● Record extracts
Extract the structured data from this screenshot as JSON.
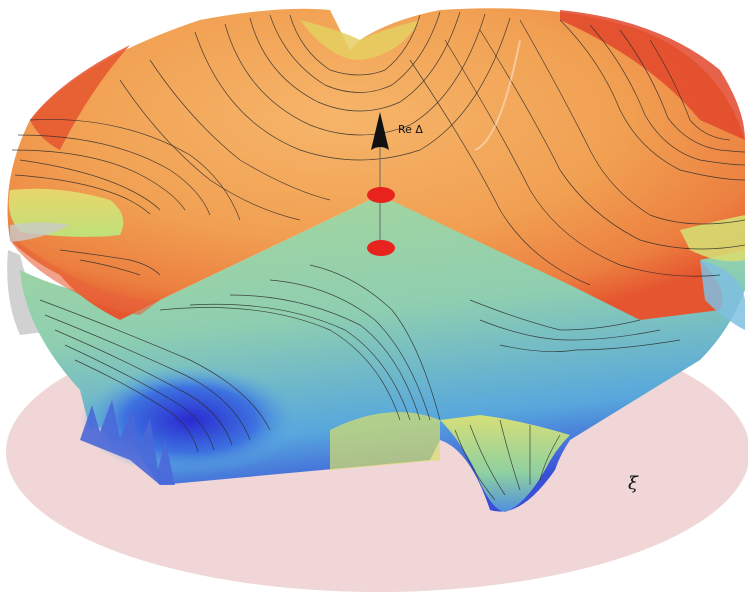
{
  "axis": {
    "label": "Re Δ"
  },
  "plane": {
    "label": "ξ"
  },
  "colors": {
    "base_plane": "#f0d6d6",
    "upper_sheet_warm": "#f0a55a",
    "upper_sheet_edge": "#e8623a",
    "lower_sheet_green": "#9ad39a",
    "lower_sheet_blue": "#2f3fd0",
    "marker": "#e8231e",
    "arrow": "#111111"
  },
  "markers": {
    "count": 2
  }
}
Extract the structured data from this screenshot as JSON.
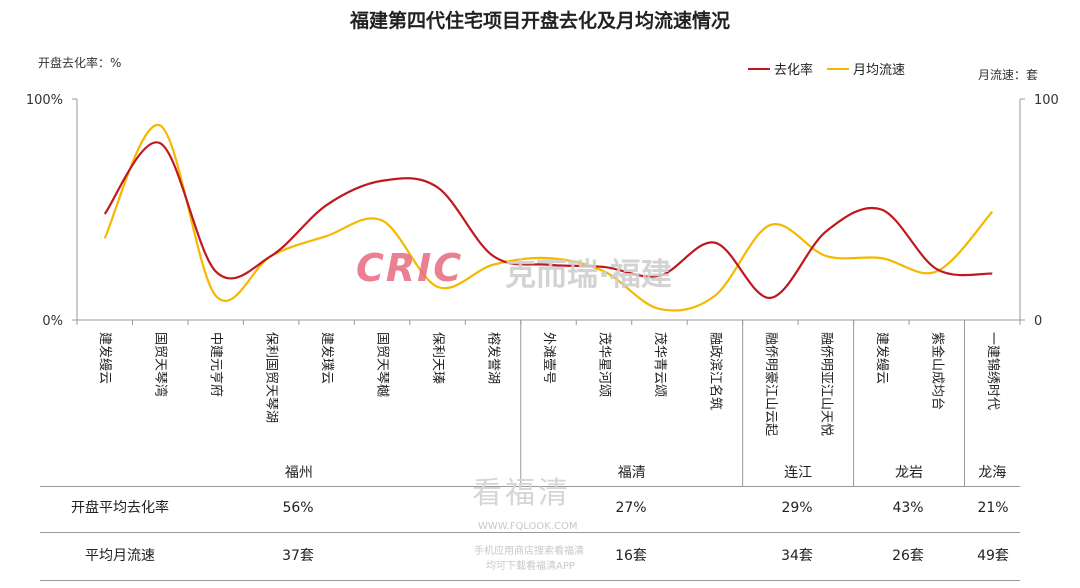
{
  "title": "福建第四代住宅项目开盘去化及月均流速情况",
  "left_unit": "开盘去化率：%",
  "right_unit": "月流速：套",
  "legend": [
    {
      "name": "去化率",
      "color": "#c0181e"
    },
    {
      "name": "月均流速",
      "color": "#f5b800"
    }
  ],
  "watermark": {
    "logo_latin": "CRIC",
    "logo_cn": "克而瑞·福建",
    "site_cn": "看福清",
    "site_url": "WWW.FQLOOK.COM",
    "site_line1": "手机应用商店搜索看福清",
    "site_line2": "均可下载看福清APP"
  },
  "chart_data": {
    "type": "line",
    "title": "福建第四代住宅项目开盘去化及月均流速情况",
    "categories": [
      "建发缦云",
      "国贸天琴湾",
      "中建元亨府",
      "保利国贸天琴湖",
      "建发璞云",
      "国贸天琴樾",
      "保利天瑧",
      "榕发誉湖",
      "外滩壹号",
      "茂华星河颂",
      "茂华青云颂",
      "融政滨江名筑",
      "融侨明豪江山云起",
      "融侨明亚江山天悦",
      "建发缦云",
      "紫金山成均台",
      "一建锦绣时代"
    ],
    "groups": [
      {
        "name": "福州",
        "count": 8
      },
      {
        "name": "福清",
        "count": 4
      },
      {
        "name": "连江",
        "count": 2
      },
      {
        "name": "龙岩",
        "count": 2
      },
      {
        "name": "龙海",
        "count": 1
      }
    ],
    "series": [
      {
        "name": "去化率",
        "axis": "left",
        "color": "#c0181e",
        "values": [
          48,
          80,
          22,
          29,
          52,
          63,
          60,
          29,
          25,
          24,
          20,
          35,
          10,
          40,
          50,
          23,
          21
        ]
      },
      {
        "name": "月均流速",
        "axis": "right",
        "color": "#f5b800",
        "values": [
          37,
          88,
          11,
          29,
          38,
          45,
          15,
          25,
          28,
          22,
          5,
          11,
          43,
          29,
          28,
          22,
          49
        ]
      }
    ],
    "left_axis": {
      "ylim": [
        0,
        100
      ],
      "ticks": [
        "0%",
        "100%"
      ]
    },
    "right_axis": {
      "ylim": [
        0,
        100
      ],
      "ticks": [
        "0",
        "100"
      ]
    },
    "grid": false,
    "legend_position": "top-right"
  },
  "summary": {
    "rows": [
      {
        "label": "开盘平均去化率",
        "values": [
          "56%",
          "27%",
          "29%",
          "43%",
          "21%"
        ]
      },
      {
        "label": "平均月流速",
        "values": [
          "37套",
          "16套",
          "34套",
          "26套",
          "49套"
        ]
      }
    ]
  }
}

● What you should do
Leave out the pictures and copy every record above exactly.

● Task answer
Extract the structured data from this screenshot as JSON.
{
  "axis": {
    "label": "Re Δ"
  },
  "plane": {
    "label": "ξ"
  },
  "colors": {
    "base_plane": "#f0d6d6",
    "upper_sheet_warm": "#f0a55a",
    "upper_sheet_edge": "#e8623a",
    "lower_sheet_green": "#9ad39a",
    "lower_sheet_blue": "#2f3fd0",
    "marker": "#e8231e",
    "arrow": "#111111"
  },
  "markers": {
    "count": 2
  }
}
Extract the structured data from this screenshot as JSON.
{
  "title": "福建第四代住宅项目开盘去化及月均流速情况",
  "left_unit": "开盘去化率：%",
  "right_unit": "月流速：套",
  "legend": [
    {
      "name": "去化率",
      "color": "#c0181e"
    },
    {
      "name": "月均流速",
      "color": "#f5b800"
    }
  ],
  "watermark": {
    "logo_latin": "CRIC",
    "logo_cn": "克而瑞·福建",
    "site_cn": "看福清",
    "site_url": "WWW.FQLOOK.COM",
    "site_line1": "手机应用商店搜索看福清",
    "site_line2": "均可下载看福清APP"
  },
  "chart_data": {
    "type": "line",
    "title": "福建第四代住宅项目开盘去化及月均流速情况",
    "categories": [
      "建发缦云",
      "国贸天琴湾",
      "中建元亨府",
      "保利国贸天琴湖",
      "建发璞云",
      "国贸天琴樾",
      "保利天瑧",
      "榕发誉湖",
      "外滩壹号",
      "茂华星河颂",
      "茂华青云颂",
      "融政滨江名筑",
      "融侨明豪江山云起",
      "融侨明亚江山天悦",
      "建发缦云",
      "紫金山成均台",
      "一建锦绣时代"
    ],
    "groups": [
      {
        "name": "福州",
        "count": 8
      },
      {
        "name": "福清",
        "count": 4
      },
      {
        "name": "连江",
        "count": 2
      },
      {
        "name": "龙岩",
        "count": 2
      },
      {
        "name": "龙海",
        "count": 1
      }
    ],
    "series": [
      {
        "name": "去化率",
        "axis": "left",
        "color": "#c0181e",
        "values": [
          48,
          80,
          22,
          29,
          52,
          63,
          60,
          29,
          25,
          24,
          20,
          35,
          10,
          40,
          50,
          23,
          21
        ]
      },
      {
        "name": "月均流速",
        "axis": "right",
        "color": "#f5b800",
        "values": [
          37,
          88,
          11,
          29,
          38,
          45,
          15,
          25,
          28,
          22,
          5,
          11,
          43,
          29,
          28,
          22,
          49
        ]
      }
    ],
    "left_axis": {
      "ylim": [
        0,
        100
      ],
      "ticks": [
        "0%",
        "100%"
      ]
    },
    "right_axis": {
      "ylim": [
        0,
        100
      ],
      "ticks": [
        "0",
        "100"
      ]
    },
    "grid": false,
    "legend_position": "top-right"
  },
  "summary": {
    "rows": [
      {
        "label": "开盘平均去化率",
        "values": [
          "56%",
          "27%",
          "29%",
          "43%",
          "21%"
        ]
      },
      {
        "label": "平均月流速",
        "values": [
          "37套",
          "16套",
          "34套",
          "26套",
          "49套"
        ]
      }
    ]
  }
}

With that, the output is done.